[Start of GIVEN ENTRIES]

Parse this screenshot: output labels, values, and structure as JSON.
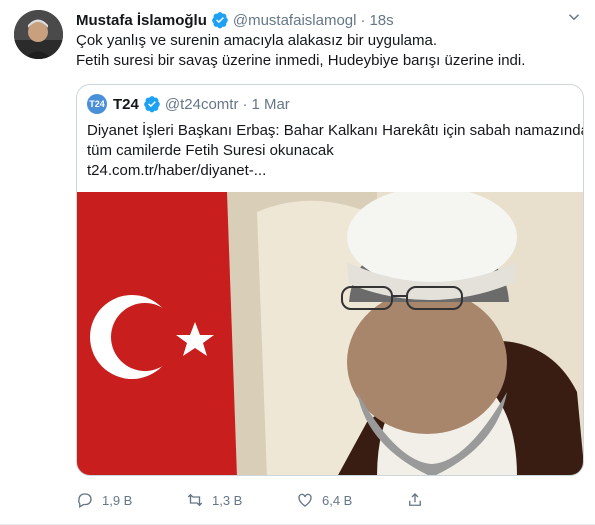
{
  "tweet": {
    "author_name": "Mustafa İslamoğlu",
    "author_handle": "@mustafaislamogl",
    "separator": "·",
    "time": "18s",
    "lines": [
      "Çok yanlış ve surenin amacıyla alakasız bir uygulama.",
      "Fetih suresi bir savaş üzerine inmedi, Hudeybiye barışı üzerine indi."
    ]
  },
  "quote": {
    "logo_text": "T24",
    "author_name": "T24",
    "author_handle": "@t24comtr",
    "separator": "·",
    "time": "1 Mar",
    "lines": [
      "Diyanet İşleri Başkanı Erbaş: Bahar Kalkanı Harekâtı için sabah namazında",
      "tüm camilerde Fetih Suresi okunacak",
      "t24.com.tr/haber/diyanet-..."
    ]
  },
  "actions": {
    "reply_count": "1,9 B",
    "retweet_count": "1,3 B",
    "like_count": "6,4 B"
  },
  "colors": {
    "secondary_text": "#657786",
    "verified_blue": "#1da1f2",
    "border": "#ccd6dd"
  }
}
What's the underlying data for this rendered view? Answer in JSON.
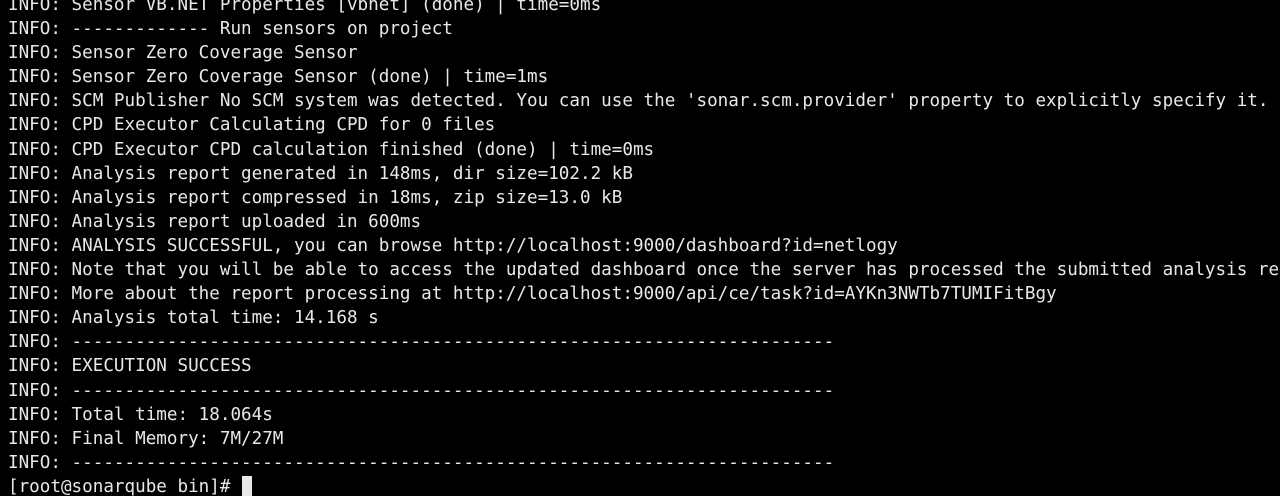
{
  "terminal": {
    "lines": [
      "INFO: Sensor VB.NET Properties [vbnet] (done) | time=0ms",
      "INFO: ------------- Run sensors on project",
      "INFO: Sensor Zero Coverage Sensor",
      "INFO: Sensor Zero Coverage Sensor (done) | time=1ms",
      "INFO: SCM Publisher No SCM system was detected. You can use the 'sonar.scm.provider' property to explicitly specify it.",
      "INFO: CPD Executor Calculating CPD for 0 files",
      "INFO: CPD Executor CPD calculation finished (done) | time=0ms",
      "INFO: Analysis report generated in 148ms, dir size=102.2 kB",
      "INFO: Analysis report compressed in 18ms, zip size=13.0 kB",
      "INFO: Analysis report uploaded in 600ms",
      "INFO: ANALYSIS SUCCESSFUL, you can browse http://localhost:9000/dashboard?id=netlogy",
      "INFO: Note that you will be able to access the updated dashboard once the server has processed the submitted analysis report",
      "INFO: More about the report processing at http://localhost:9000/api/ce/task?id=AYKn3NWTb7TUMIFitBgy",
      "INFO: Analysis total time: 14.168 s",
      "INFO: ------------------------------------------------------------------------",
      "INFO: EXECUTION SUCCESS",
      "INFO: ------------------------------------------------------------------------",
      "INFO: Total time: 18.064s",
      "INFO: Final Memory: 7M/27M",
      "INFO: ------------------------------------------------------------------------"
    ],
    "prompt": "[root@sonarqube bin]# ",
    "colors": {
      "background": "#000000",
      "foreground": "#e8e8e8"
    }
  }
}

[End of GIVEN ENTRIES]
[Start of GIVEN ENTRIES]

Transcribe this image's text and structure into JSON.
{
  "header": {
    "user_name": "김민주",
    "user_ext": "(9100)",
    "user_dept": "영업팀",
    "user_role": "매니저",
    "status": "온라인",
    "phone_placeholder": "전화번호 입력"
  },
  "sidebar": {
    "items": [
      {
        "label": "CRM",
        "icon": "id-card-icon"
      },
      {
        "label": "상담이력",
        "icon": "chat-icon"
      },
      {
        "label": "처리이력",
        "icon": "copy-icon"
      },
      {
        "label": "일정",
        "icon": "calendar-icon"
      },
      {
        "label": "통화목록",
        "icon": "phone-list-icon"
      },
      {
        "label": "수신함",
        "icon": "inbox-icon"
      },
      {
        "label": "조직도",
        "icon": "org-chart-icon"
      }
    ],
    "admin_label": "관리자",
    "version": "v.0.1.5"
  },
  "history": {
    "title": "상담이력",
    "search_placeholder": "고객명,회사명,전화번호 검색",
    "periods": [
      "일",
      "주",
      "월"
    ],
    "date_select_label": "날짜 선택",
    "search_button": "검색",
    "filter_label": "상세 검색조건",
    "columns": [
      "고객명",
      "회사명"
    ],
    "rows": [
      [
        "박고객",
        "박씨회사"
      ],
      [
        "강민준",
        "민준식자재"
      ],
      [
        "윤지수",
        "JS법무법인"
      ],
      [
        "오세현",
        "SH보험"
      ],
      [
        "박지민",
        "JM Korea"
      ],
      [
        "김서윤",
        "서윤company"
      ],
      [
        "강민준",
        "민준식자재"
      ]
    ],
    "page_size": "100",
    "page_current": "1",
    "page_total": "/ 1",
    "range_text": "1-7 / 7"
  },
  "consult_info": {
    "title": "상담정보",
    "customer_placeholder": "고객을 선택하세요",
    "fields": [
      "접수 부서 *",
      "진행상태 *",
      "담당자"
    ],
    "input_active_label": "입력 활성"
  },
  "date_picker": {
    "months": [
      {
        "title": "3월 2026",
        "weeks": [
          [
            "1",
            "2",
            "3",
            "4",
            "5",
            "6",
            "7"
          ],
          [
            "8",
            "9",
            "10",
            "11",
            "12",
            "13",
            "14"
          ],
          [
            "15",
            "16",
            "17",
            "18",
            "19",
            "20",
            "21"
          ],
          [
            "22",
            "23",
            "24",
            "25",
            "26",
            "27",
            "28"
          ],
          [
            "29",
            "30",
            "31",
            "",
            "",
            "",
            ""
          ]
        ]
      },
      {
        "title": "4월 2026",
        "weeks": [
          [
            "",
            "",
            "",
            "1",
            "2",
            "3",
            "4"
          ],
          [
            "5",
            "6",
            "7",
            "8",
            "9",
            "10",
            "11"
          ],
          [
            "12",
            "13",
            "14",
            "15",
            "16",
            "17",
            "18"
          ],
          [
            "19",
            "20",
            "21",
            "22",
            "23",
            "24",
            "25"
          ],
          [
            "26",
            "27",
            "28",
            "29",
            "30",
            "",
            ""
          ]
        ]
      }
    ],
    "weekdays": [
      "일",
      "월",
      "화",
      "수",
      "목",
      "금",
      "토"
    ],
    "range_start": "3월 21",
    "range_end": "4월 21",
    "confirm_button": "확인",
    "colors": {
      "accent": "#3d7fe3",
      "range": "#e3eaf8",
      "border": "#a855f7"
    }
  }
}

[End of GIVEN ENTRIES]

◆ GIVEN INSTRUCTION ◆
Copy out every line of the data that includes "http".

◆ TASK RESPONSE ◆
      "INFO: ANALYSIS SUCCESSFUL, you can browse http://localhost:9000/dashboard?id=netlogy",
      "INFO: More about the report processing at http://localhost:9000/api/ce/task?id=AYKn3NWTb7TUMIFitBgy",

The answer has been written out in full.